Given request:
Go through the material below and copy each line where the word "안전교육" appears.

Exercise materials:
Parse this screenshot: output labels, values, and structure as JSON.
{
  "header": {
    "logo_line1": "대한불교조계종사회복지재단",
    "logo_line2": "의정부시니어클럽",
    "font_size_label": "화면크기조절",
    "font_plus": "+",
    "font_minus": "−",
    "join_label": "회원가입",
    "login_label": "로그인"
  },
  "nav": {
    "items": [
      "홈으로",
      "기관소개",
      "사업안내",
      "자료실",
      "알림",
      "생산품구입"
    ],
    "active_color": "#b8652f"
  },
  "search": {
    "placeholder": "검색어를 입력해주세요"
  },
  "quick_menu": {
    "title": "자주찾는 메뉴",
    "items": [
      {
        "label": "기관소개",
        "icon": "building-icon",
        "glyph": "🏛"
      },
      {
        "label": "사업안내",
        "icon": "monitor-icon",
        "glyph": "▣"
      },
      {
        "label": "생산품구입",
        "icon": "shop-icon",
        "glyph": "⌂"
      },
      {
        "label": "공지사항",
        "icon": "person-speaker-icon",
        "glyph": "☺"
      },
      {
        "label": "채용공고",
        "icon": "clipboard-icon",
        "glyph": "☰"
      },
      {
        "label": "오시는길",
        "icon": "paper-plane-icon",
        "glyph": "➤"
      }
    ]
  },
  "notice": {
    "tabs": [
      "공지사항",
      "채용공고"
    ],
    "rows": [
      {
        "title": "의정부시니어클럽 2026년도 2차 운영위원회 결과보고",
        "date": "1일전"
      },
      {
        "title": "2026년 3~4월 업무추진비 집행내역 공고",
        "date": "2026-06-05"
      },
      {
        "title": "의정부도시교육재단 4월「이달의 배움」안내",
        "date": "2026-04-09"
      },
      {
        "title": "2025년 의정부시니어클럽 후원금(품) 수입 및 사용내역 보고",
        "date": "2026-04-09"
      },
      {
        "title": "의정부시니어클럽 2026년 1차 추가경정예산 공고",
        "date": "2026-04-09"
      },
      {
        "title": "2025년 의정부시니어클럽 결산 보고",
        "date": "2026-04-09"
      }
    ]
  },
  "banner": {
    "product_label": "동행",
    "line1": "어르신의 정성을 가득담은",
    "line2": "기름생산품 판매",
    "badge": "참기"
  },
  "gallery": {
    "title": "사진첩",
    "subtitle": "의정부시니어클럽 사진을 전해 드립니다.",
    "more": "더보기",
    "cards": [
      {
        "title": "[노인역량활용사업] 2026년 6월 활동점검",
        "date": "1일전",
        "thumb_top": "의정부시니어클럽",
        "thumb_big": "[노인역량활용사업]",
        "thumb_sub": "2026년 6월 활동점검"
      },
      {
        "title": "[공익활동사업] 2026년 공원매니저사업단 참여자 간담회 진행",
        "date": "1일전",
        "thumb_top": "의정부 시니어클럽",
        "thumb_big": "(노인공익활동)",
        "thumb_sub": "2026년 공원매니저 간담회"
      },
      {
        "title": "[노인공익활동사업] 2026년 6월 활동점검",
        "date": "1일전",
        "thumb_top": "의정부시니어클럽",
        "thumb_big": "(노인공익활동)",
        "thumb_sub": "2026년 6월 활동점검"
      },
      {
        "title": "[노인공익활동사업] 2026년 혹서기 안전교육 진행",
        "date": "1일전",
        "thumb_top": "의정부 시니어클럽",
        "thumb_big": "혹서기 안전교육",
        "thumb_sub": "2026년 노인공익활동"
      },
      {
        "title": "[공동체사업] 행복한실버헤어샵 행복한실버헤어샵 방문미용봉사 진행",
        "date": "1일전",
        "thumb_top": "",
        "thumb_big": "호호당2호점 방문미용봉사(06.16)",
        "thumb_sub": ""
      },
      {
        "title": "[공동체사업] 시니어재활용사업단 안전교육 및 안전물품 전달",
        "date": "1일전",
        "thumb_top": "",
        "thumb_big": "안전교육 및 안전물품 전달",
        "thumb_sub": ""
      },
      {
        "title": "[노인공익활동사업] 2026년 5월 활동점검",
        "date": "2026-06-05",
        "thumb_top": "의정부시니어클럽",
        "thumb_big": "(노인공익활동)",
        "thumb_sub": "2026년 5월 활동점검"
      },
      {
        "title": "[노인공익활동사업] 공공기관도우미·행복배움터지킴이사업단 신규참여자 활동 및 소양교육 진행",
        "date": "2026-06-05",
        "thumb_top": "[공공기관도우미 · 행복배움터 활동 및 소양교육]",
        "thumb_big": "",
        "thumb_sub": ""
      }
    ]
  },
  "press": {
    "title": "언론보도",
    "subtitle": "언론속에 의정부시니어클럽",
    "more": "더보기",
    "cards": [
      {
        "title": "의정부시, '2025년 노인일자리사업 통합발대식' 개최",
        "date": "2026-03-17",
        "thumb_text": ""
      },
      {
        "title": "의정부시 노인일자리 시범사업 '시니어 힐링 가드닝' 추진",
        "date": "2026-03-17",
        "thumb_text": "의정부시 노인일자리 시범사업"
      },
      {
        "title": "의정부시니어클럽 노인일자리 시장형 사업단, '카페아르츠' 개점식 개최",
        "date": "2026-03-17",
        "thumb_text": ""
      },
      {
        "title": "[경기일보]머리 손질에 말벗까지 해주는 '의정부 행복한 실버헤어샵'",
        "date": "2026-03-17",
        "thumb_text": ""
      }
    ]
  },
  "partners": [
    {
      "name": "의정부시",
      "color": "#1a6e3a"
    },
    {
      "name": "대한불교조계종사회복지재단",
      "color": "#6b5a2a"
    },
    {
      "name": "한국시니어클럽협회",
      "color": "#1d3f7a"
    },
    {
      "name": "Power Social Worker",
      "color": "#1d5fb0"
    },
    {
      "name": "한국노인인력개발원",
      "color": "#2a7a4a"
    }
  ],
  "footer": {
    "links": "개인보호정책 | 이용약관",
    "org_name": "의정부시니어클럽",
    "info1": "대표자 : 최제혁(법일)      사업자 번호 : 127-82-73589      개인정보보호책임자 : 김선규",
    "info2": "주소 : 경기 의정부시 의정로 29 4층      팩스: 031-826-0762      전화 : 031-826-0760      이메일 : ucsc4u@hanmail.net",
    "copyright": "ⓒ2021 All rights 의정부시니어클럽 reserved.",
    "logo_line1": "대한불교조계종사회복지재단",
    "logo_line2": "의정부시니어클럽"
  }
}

Completed task:
        "title": "[노인공익활동사업] 2026년 혹서기 안전교육 진행",
        "thumb_big": "혹서기 안전교육",
        "title": "[공동체사업] 시니어재활용사업단 안전교육 및 안전물품 전달",
        "thumb_big": "안전교육 및 안전물품 전달",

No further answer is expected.